● Short exercise:
Your task is to print every entry below exactly as given.

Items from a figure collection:
______________________________

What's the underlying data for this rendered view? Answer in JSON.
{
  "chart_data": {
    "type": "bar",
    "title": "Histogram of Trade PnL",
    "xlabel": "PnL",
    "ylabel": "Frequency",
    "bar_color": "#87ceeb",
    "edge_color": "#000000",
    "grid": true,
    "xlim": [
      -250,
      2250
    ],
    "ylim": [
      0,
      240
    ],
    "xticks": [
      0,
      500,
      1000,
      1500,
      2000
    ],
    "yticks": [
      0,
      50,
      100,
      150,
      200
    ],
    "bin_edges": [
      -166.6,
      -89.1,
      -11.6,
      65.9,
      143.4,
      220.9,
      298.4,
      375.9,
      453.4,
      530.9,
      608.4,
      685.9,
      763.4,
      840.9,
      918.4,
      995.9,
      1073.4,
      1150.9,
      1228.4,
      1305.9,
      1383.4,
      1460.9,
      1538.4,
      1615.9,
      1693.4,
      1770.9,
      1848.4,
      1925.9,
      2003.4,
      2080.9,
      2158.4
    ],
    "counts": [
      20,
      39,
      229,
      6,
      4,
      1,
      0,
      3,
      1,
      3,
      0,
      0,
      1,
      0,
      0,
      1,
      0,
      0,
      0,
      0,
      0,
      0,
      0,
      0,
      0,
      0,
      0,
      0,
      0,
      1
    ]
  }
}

______________________________

● Written response:
What's the underlying data for this rendered view? Answer in JSON.
{
  "chart_data": {
    "type": "bar",
    "title": "Histogram of Trade PnL",
    "xlabel": "PnL",
    "ylabel": "Frequency",
    "bar_color": "#87ceeb",
    "edge_color": "#000000",
    "grid": true,
    "xlim": [
      -250,
      2250
    ],
    "ylim": [
      0,
      240
    ],
    "xticks": [
      0,
      500,
      1000,
      1500,
      2000
    ],
    "yticks": [
      0,
      50,
      100,
      150,
      200
    ],
    "bin_edges": [
      -166.6,
      -89.1,
      -11.6,
      65.9,
      143.4,
      220.9,
      298.4,
      375.9,
      453.4,
      530.9,
      608.4,
      685.9,
      763.4,
      840.9,
      918.4,
      995.9,
      1073.4,
      1150.9,
      1228.4,
      1305.9,
      1383.4,
      1460.9,
      1538.4,
      1615.9,
      1693.4,
      1770.9,
      1848.4,
      1925.9,
      2003.4,
      2080.9,
      2158.4
    ],
    "counts": [
      20,
      39,
      229,
      6,
      4,
      1,
      0,
      3,
      1,
      3,
      0,
      0,
      1,
      0,
      0,
      1,
      0,
      0,
      0,
      0,
      0,
      0,
      0,
      0,
      0,
      0,
      0,
      0,
      0,
      1
    ]
  }
}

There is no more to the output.